**What the exercise asks:**
Continue the mailing-list thread about transposing CSV files in Apache Beam, picking up right after its last line.

**Given text:**
** begin **

You are viewing a plain text version of this content. The canonical link for it is here.
Posted to user@beam.apache.org by OrielResearch Eila Arich-Landkof <ei...@orielresearch.org> on 2019/01/13 06:58:13 UTC

transpose CSV transform

Hi all,

I am working with many CSV files where the common part is the row names and
therefore, my processing should be by columns. My plan is to have the
tables transposed and have the combines tables written into BQ.
So , the code should perform:
1. transpose the tables (columns -> new_rows, rows->new_columns). new_rows
x new_columns = new_table
2. extract the new_rows values from the new_tables and write them to big
query.

Is there an easy way to transpose the CSV files? I am avoiding the usage of
pandas library because the size of the tables could be very large. should I
be concern by the table size. Is this consideration relevant or should the
Apache Beam be able to handle the resources for the pandas?

What is my other option? is there any built in transpose method that I am
not aware of?

Thanks for your help,
-- 
Eila
www.orielresearch.org
https://www.meetu <https://www.meetup.com/Deep-Learning-In-Production/>p.co
<https://www.meetup.com/Deep-Learning-In-Production/>
m/Deep-Learning-In-Production/
<https://www.meetup.com/Deep-Learning-In-Production/>

Re: transpose CSV transform

Posted by OrielResearch Eila Arich-Landkof <ei...@orielresearch.org>.
Thanks! very helpful.
Eila

On Mon, Jan 14, 2019 at 4:35 AM Robert Bradshaw <ro...@google.com> wrote:

> I am not aware of any built-in transform that can do this, however it
> should not be that difficult to do with a group-by-key.
>
> Suppose one reads in the CSV file to a PCollection of dictionaries of the
> format {'original_column_1': value1, 'original_column_2', value2, ...}.
> Suppose further that original_column_N is the index column (which is what
> will become the new column names). To compute the transpose you can use the
> PTransform
>
> class Transpose(beam.PTransform):
>     def __init__(self, index_column):
>         self._index_column = index_column
>     def expand(self, pcoll):
>         return (pcoll
>            # Map to tuples of the form (column_name, (index, value))
>             | beam.FlatMap(lambda original_row, ix_col: [
>                 (col, (original_row[ix_col], value))
>                 for col, value in original_row.items()
>                 if col != ix_col], self._index_column)
>             # Group all values for a column together.

** end **

**Source excerpt:**
** begin **

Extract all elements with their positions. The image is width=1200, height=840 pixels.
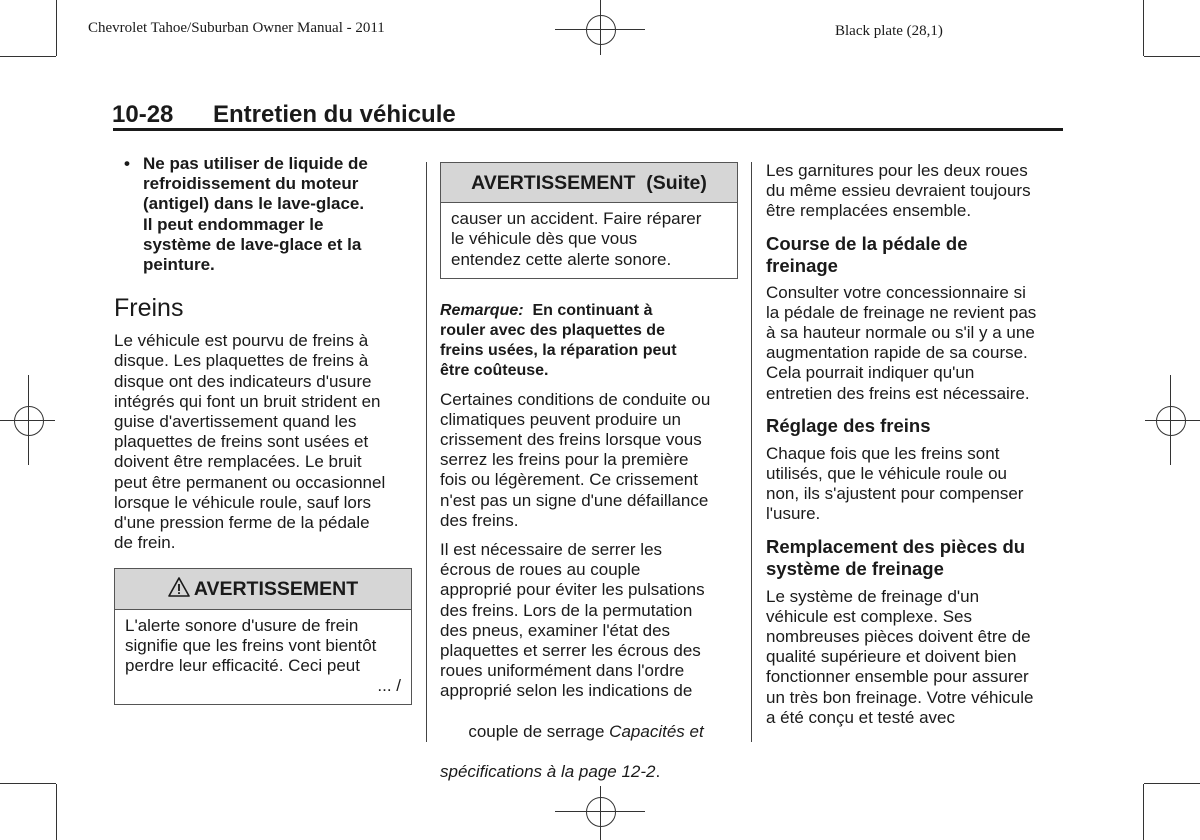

** end **

**Output for this task:**
>             | beam.GroupByKey()
>             # Map to dictionaries of the form {'index': value}
>             | beam.Map(lambda (col, values): dict(values,
> original_column_name=col)))
>
> You can then apply this to your pcollection by writing
>
> transposed_pcoll = pcoll | Transpose('original_column_N')
>
>
> On Sun, Jan 13, 2019 at 5:19 PM Sameer Abhyankar <sa...@google.com>
> wrote:
>
>> Hi Eila - While I am not aware of a transpose transform available for CSV
>> files, there is a sample pipeline available to transpose a BigQuery table
>> and write the results to a different table[1]. It might be possible to
>> modify this to work on a CSV source.
>>
>> [1]
>> https://github.com/GoogleCloudPlatform/professional-services/tree/master/examples/dataflow-bigquery-transpose
>>
>>
>> On Sun, Jan 13, 2019 at 1:58 AM OrielResearch Eila Arich-Landkof <
>> eila@orielresearch.org> wrote:
>>
>>> Hi all,
>>>
>>> I am working with many CSV files where the common part is the row names
>>> and therefore, my processing should be by columns. My plan is to have the
>>> tables transposed and have the combines tables written into BQ.
>>> So , the code should perform:
>>> 1. transpose the tables (columns -> new_rows, rows->new_columns).
>>> new_rows x new_columns = new_table
>>> 2. extract the new_rows values from the new_tables and write them to big
>>> query.
>>>
>>> Is there an easy way to transpose the CSV files? I am avoiding the usage
>>> of pandas library because the size of the tables could be very large.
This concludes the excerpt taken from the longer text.